> **DATASET RECORDS**:

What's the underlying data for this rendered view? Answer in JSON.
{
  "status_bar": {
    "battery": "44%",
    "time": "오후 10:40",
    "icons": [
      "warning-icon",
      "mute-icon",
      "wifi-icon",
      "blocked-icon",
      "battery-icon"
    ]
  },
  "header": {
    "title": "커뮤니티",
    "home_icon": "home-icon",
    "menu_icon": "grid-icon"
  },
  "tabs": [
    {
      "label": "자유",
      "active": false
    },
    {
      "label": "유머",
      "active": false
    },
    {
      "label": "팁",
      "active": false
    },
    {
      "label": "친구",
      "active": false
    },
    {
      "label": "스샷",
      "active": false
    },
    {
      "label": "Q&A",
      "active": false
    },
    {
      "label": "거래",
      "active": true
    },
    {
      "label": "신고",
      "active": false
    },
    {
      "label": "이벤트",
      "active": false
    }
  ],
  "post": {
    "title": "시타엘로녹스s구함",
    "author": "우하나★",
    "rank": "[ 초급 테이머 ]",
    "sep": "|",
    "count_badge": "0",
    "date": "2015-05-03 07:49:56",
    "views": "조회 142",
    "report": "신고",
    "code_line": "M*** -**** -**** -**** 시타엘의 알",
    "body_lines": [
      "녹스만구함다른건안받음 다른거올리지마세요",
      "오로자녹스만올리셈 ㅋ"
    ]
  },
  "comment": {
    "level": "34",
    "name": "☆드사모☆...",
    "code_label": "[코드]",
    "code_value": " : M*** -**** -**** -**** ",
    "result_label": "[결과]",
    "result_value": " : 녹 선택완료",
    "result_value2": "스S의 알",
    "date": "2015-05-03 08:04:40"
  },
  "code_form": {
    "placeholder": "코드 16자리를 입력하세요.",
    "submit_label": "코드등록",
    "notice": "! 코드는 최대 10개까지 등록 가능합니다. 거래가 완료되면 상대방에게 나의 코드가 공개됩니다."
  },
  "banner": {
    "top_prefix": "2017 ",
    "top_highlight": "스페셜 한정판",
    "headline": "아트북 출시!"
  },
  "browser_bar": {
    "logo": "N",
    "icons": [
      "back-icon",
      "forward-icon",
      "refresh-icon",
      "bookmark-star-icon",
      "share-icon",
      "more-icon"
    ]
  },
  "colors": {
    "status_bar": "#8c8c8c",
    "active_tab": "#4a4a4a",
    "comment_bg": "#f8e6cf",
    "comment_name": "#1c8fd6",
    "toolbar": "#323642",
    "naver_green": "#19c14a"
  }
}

> **THE REQUEST**:
Figure out how many lines of the data above include "date", then give the number and nothing more.

> **IN RESPONSE**:
2